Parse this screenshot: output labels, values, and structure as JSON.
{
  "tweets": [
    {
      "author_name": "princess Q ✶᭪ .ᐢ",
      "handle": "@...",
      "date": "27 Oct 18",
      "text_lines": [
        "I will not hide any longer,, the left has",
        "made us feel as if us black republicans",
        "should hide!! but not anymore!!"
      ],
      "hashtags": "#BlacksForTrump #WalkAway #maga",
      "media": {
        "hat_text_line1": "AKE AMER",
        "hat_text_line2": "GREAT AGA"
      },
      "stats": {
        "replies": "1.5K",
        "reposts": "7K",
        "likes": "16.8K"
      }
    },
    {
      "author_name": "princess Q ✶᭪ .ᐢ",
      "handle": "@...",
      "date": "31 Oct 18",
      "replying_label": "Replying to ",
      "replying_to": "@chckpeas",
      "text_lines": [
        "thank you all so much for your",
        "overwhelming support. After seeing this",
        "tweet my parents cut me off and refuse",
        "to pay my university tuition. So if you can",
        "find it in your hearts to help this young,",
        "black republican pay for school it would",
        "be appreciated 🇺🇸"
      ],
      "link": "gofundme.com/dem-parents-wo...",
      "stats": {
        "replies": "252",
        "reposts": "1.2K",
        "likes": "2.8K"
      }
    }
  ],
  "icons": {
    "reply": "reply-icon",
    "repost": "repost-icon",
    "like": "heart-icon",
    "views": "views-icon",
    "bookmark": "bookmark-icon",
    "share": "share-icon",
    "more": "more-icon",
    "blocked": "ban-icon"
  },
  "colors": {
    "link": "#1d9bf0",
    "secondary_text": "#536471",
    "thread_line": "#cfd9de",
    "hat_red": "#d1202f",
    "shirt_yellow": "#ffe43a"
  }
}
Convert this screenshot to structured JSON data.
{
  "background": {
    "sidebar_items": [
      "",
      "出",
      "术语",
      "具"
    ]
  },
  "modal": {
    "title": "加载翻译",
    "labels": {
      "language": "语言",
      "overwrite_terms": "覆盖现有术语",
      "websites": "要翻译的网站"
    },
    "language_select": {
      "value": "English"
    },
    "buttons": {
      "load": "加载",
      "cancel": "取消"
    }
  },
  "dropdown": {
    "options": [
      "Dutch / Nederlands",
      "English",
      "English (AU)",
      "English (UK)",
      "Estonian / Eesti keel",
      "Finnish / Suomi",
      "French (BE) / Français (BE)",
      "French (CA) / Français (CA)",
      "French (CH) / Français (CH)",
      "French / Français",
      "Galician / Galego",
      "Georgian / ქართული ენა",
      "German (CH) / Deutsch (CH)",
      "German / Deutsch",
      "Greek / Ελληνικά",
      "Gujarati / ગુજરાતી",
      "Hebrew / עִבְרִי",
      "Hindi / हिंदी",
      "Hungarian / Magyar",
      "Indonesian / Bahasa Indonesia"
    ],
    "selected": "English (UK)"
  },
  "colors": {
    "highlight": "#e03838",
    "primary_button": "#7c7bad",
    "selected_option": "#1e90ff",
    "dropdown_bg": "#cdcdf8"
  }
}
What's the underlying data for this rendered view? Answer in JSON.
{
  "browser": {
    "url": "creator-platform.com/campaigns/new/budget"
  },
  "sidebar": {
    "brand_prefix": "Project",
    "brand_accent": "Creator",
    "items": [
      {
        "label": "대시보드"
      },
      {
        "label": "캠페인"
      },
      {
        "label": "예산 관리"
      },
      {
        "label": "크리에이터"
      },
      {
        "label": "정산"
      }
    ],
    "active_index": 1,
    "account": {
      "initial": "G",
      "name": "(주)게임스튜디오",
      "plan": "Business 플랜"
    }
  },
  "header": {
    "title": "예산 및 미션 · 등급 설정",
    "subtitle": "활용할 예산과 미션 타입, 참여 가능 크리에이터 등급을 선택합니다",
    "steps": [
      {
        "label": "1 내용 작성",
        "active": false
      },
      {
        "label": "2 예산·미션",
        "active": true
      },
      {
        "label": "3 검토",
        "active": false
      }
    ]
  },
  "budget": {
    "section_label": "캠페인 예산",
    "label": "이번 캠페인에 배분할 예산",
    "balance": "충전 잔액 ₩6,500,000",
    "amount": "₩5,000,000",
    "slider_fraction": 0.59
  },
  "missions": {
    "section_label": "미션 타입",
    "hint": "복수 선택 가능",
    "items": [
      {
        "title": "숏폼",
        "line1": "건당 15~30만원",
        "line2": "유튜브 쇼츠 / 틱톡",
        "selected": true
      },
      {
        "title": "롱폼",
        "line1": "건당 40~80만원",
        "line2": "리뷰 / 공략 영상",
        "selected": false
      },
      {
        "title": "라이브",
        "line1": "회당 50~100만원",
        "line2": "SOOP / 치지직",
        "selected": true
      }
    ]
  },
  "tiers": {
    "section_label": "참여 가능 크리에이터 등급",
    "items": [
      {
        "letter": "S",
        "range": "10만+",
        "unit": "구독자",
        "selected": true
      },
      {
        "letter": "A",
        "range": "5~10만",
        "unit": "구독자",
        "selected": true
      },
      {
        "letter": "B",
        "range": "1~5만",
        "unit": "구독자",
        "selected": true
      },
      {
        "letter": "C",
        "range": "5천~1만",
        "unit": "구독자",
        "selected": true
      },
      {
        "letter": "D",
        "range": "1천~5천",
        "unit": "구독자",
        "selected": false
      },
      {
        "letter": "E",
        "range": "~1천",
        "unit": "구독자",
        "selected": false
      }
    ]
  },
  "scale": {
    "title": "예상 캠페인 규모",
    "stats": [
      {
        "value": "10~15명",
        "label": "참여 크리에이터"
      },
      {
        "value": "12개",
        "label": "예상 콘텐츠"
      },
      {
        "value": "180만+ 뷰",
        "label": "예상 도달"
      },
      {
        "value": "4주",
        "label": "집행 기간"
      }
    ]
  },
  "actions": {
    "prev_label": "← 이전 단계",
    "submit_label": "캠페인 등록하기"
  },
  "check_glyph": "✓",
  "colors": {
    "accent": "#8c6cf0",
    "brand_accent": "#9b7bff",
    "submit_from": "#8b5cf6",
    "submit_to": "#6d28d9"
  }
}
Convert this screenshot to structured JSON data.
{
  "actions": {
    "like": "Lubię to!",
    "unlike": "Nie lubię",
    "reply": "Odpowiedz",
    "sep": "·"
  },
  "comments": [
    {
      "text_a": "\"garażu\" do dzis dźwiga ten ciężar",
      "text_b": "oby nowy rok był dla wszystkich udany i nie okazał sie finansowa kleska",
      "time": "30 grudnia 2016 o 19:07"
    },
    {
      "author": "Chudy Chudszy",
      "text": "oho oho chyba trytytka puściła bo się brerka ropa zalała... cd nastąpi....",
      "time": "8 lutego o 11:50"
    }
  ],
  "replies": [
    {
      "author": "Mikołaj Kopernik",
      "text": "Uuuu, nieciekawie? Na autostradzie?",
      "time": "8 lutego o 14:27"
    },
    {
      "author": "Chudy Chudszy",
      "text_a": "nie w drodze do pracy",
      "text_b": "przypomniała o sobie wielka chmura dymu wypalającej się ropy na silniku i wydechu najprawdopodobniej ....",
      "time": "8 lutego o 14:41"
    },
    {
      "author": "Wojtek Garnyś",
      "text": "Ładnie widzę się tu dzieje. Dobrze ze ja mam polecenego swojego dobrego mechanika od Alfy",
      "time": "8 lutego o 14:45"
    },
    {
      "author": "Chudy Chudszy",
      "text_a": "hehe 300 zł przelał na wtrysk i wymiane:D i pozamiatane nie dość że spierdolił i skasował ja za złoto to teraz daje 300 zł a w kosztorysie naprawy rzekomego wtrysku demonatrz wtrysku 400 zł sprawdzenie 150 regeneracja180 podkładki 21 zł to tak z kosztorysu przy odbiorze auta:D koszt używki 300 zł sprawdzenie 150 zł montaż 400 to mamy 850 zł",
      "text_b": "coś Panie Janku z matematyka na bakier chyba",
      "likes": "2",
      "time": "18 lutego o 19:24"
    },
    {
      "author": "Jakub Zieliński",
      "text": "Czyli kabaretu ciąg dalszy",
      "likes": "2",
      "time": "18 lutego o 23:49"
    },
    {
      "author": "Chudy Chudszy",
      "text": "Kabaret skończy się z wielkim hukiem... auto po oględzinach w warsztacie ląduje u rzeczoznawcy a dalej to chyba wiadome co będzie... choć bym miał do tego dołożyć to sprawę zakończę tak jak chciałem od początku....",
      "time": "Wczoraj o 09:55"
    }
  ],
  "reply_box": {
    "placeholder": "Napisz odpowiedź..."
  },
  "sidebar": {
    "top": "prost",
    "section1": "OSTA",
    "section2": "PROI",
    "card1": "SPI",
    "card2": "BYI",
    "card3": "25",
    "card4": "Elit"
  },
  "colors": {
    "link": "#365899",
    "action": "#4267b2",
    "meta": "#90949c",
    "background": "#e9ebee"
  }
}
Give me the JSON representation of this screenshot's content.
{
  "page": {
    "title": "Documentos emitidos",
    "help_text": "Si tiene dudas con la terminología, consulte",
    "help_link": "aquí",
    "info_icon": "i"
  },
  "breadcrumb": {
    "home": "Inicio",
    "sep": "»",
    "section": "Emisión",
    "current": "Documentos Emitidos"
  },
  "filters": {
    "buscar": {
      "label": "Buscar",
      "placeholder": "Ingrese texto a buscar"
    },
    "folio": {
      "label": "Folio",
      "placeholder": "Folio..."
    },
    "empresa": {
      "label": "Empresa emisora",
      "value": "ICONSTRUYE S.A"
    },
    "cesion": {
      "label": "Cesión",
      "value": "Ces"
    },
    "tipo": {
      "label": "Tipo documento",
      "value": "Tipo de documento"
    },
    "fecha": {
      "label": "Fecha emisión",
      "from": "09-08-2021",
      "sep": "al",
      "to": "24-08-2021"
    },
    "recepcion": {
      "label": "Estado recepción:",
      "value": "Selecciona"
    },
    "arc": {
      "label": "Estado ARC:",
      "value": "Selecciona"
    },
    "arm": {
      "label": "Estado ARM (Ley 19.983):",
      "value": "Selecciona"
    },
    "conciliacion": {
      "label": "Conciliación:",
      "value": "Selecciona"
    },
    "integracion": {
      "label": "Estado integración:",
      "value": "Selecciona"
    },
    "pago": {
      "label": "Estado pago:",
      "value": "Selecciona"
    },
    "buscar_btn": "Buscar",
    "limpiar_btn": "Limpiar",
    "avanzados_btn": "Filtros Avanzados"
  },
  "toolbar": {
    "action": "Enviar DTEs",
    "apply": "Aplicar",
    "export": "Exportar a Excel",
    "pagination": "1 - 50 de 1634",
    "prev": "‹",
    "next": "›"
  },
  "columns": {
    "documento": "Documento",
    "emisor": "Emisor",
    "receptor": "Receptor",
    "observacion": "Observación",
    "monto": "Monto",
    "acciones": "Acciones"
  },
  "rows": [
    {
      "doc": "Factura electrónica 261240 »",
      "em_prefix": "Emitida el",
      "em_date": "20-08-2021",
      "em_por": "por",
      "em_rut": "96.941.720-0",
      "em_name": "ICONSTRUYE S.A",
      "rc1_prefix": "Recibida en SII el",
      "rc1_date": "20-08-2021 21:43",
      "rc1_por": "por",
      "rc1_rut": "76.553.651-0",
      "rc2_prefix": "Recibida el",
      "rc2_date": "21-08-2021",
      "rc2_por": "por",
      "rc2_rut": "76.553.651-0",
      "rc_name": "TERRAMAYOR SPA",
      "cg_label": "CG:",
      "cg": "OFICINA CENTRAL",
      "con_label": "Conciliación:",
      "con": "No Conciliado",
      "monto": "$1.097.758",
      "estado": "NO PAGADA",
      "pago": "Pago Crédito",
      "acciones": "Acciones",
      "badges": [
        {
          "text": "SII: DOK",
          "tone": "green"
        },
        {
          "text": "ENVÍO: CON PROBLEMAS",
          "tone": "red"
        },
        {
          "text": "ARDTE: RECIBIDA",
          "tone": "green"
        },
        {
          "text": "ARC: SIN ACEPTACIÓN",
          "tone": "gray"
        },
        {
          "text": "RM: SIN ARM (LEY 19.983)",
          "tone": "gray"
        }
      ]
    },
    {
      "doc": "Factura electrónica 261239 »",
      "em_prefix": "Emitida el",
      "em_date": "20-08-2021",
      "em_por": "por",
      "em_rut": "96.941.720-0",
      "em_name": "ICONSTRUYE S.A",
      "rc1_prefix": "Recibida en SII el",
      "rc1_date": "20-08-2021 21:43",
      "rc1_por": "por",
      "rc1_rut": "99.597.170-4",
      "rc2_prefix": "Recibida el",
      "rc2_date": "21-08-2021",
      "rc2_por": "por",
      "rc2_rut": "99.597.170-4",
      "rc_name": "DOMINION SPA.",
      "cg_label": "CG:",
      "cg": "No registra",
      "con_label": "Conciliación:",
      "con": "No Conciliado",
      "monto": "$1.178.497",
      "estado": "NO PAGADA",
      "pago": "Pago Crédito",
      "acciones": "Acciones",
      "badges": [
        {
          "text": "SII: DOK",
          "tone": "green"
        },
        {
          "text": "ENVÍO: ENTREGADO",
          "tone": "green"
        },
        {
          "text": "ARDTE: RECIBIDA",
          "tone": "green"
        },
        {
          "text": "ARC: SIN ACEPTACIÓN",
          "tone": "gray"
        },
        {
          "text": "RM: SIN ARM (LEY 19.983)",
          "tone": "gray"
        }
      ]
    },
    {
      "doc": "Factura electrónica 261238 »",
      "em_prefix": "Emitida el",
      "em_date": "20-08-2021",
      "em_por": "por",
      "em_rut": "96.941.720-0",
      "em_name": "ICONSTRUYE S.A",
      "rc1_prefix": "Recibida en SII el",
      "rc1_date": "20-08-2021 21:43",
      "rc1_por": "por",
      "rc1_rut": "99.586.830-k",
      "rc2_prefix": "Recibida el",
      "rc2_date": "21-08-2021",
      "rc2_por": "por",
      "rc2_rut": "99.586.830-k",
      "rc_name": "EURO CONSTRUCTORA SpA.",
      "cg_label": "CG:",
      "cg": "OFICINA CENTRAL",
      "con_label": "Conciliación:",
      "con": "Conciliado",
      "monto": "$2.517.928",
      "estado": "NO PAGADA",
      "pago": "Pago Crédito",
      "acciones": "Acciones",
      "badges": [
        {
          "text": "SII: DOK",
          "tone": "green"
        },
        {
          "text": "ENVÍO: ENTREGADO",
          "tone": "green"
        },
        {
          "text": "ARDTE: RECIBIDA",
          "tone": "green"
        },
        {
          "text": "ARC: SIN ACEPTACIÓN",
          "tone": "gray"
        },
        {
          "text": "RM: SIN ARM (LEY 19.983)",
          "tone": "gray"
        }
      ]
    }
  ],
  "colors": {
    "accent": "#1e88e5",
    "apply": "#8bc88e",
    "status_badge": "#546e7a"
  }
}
——
To do
Gather every line containing the word "Français" and copy it.

Output below
      "French (BE) / Français (BE)",
      "French (CA) / Français (CA)",
      "French (CH) / Français (CH)",
      "French / Français",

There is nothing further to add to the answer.